DATA FOR THIS TASK —

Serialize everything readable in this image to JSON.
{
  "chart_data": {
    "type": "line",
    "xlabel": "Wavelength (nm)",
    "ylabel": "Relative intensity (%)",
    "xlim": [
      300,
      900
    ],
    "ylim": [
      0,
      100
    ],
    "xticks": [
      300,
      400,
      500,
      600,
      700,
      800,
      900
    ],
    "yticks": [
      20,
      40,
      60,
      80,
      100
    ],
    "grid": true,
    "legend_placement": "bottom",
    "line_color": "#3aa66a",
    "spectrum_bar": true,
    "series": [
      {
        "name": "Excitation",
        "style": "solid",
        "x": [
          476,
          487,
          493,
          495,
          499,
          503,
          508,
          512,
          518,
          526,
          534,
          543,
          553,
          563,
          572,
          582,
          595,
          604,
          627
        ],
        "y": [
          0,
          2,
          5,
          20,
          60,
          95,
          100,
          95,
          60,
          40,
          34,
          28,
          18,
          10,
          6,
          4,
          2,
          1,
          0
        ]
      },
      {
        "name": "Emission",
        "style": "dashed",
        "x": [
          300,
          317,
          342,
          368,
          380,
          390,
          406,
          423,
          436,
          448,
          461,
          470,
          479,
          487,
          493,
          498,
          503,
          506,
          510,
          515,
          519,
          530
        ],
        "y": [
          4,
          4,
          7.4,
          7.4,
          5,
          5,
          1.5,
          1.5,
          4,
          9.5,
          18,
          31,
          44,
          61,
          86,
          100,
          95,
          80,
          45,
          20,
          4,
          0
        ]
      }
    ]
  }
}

GIVEN REQUEST —
Repeat the records exactly, including every line.

FINISHED ANSWER —
Serialize everything readable in this image to JSON.
{
  "chart_data": {
    "type": "line",
    "xlabel": "Wavelength (nm)",
    "ylabel": "Relative intensity (%)",
    "xlim": [
      300,
      900
    ],
    "ylim": [
      0,
      100
    ],
    "xticks": [
      300,
      400,
      500,
      600,
      700,
      800,
      900
    ],
    "yticks": [
      20,
      40,
      60,
      80,
      100
    ],
    "grid": true,
    "legend_placement": "bottom",
    "line_color": "#3aa66a",
    "spectrum_bar": true,
    "series": [
      {
        "name": "Excitation",
        "style": "solid",
        "x": [
          476,
          487,
          493,
          495,
          499,
          503,
          508,
          512,
          518,
          526,
          534,
          543,
          553,
          563,
          572,
          582,
          595,
          604,
          627
        ],
        "y": [
          0,
          2,
          5,
          20,
          60,
          95,
          100,
          95,
          60,
          40,
          34,
          28,
          18,
          10,
          6,
          4,
          2,
          1,
          0
        ]
      },
      {
        "name": "Emission",
        "style": "dashed",
        "x": [
          300,
          317,
          342,
          368,
          380,
          390,
          406,
          423,
          436,
          448,
          461,
          470,
          479,
          487,
          493,
          498,
          503,
          506,
          510,
          515,
          519,
          530
        ],
        "y": [
          4,
          4,
          7.4,
          7.4,
          5,
          5,
          1.5,
          1.5,
          4,
          9.5,
          18,
          31,
          44,
          61,
          86,
          100,
          95,
          80,
          45,
          20,
          4,
          0
        ]
      }
    ]
  }
}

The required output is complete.